**Task directions:**
Look for "разрешения" in the listing below. Gather each line that contains it.

**Records to process:**

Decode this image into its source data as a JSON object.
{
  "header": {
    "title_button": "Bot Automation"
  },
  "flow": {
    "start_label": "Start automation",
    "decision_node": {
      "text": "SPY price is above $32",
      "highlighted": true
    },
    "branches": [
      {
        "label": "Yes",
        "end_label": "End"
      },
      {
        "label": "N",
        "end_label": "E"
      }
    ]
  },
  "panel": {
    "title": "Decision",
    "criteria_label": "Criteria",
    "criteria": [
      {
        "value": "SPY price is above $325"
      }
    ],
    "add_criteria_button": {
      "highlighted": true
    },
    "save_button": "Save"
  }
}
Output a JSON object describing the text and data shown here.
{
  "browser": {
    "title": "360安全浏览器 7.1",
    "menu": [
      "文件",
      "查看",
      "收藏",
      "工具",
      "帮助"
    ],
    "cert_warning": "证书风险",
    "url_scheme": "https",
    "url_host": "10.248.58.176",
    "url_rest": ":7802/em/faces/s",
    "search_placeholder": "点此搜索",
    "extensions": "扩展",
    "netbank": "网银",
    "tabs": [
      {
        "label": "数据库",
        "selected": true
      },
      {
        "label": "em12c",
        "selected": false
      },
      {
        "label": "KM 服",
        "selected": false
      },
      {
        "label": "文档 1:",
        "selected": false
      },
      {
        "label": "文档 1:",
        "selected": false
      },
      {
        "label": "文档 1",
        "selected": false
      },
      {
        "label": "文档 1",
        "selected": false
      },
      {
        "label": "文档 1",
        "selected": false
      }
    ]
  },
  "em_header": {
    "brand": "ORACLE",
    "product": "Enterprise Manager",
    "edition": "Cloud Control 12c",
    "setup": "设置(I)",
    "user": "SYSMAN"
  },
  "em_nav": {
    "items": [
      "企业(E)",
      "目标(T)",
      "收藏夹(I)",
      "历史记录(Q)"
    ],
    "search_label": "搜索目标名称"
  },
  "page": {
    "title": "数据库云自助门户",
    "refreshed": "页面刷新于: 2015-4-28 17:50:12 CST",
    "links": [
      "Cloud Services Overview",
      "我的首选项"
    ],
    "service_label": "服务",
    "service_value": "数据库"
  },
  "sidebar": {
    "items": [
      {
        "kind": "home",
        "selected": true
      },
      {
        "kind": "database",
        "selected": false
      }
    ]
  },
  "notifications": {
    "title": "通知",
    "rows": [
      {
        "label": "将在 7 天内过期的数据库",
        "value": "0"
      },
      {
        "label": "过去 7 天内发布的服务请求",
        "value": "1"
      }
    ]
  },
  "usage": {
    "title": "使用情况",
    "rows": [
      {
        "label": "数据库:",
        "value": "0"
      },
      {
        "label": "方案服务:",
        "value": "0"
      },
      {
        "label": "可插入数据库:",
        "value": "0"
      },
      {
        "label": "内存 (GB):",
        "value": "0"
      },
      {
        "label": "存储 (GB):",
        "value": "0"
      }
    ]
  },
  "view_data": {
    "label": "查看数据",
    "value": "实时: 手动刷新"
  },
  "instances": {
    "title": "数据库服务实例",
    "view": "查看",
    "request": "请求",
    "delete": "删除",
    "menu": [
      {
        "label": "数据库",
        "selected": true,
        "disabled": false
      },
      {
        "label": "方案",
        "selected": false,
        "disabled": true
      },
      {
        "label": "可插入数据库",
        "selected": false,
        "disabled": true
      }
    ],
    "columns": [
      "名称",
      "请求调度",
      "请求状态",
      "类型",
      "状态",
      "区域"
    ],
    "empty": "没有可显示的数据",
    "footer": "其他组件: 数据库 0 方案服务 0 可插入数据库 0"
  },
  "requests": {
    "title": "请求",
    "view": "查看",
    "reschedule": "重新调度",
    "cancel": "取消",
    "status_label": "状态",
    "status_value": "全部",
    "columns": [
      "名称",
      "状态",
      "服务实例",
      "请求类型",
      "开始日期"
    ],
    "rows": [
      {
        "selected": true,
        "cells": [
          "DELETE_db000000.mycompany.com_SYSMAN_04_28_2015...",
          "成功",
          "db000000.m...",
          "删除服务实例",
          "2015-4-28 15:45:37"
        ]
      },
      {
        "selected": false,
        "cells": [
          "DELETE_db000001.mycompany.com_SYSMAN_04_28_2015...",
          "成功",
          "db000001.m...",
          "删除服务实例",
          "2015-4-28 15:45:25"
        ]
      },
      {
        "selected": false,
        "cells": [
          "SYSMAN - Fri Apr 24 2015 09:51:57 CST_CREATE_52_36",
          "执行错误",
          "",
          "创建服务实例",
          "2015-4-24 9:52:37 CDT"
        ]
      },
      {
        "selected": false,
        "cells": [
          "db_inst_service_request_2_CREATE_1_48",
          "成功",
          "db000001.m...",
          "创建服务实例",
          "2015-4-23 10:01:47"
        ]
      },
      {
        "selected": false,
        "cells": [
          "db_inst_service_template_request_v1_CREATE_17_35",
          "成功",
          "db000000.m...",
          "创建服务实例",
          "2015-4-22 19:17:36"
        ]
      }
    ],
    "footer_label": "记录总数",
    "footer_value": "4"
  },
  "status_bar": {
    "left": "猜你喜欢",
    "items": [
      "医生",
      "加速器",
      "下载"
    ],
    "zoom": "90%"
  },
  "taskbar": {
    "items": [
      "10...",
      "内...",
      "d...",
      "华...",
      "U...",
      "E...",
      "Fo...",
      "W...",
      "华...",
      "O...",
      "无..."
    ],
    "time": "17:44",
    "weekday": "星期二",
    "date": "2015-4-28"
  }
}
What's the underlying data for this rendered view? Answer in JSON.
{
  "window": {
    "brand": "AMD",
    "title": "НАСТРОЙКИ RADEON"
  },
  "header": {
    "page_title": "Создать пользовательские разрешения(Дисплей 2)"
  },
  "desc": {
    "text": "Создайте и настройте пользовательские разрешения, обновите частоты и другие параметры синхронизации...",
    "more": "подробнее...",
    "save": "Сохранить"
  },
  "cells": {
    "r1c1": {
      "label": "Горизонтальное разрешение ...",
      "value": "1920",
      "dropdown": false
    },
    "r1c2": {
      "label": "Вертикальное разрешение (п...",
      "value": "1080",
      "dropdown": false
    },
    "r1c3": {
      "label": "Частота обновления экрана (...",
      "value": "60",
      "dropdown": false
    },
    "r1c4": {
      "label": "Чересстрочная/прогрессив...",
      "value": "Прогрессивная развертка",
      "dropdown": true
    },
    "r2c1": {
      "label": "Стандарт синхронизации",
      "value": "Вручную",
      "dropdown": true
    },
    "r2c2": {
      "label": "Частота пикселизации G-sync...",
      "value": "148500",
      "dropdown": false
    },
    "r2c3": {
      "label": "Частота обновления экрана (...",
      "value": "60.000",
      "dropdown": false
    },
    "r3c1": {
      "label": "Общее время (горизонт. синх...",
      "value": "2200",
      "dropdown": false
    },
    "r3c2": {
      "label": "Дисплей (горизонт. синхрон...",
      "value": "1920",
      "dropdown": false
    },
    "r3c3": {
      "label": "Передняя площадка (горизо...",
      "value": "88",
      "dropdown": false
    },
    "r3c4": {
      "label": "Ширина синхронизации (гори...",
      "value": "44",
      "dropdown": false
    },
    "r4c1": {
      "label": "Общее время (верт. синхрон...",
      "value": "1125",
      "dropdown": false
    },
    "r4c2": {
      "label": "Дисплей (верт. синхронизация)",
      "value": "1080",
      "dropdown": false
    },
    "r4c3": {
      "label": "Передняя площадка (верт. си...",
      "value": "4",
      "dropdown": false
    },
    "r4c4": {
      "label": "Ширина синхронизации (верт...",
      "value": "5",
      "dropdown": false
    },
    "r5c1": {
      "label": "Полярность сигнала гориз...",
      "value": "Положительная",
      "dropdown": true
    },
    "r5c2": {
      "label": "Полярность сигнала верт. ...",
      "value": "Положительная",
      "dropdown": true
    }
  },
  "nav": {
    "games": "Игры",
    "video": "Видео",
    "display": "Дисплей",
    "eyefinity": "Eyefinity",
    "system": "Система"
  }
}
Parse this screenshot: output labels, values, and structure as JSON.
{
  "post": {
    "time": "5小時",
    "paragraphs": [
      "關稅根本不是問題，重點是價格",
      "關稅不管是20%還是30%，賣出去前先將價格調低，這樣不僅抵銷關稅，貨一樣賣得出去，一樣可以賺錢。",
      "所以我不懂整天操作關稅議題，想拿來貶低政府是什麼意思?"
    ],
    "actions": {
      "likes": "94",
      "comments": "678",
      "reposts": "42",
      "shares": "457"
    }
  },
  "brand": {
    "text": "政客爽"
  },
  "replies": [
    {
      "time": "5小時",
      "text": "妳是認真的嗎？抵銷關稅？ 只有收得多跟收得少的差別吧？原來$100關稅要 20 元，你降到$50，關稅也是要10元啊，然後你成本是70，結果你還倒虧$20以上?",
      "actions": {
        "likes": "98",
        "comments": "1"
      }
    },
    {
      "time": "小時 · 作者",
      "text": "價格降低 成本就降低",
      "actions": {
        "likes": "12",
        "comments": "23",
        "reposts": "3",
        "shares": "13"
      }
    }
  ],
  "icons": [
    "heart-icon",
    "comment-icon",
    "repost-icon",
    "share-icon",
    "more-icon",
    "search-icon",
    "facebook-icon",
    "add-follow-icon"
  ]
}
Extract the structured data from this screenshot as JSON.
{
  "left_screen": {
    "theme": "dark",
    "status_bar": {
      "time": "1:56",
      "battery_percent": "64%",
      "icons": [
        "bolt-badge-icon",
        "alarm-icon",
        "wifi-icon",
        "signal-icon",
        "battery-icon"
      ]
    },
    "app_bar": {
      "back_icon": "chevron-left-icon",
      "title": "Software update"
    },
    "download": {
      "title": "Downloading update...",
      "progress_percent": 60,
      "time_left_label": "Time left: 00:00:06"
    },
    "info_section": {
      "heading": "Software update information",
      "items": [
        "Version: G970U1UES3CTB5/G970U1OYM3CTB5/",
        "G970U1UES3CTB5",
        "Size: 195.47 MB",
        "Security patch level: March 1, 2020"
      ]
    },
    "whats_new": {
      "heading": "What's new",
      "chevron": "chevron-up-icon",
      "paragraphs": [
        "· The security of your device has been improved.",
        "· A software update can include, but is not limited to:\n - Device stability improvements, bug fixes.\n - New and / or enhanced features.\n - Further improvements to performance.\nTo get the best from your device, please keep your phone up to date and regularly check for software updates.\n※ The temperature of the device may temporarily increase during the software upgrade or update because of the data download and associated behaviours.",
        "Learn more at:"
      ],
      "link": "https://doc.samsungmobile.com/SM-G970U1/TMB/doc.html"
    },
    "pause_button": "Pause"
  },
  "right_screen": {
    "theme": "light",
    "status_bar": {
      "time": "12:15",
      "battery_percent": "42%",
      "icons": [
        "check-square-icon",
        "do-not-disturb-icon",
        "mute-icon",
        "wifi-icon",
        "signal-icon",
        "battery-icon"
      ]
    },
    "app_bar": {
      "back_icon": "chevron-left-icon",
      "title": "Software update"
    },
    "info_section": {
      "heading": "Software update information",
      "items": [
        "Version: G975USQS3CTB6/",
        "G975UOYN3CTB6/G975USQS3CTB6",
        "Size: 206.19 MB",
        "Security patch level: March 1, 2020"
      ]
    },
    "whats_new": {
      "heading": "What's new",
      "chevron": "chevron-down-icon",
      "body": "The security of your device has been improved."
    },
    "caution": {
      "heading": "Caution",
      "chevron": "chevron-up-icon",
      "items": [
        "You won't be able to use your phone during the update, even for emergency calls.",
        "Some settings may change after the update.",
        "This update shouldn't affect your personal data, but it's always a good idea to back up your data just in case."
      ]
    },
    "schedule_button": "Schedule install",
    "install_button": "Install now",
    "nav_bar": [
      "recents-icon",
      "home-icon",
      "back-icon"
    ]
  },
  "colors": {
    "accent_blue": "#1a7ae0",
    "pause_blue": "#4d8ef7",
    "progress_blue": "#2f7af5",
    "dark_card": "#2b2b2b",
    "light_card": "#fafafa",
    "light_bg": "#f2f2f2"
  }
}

**Output:**
    "page_title": "Создать пользовательские разрешения(Дисплей 2)"
    "text": "Создайте и настройте пользовательские разрешения, обновите частоты и другие параметры синхронизации...",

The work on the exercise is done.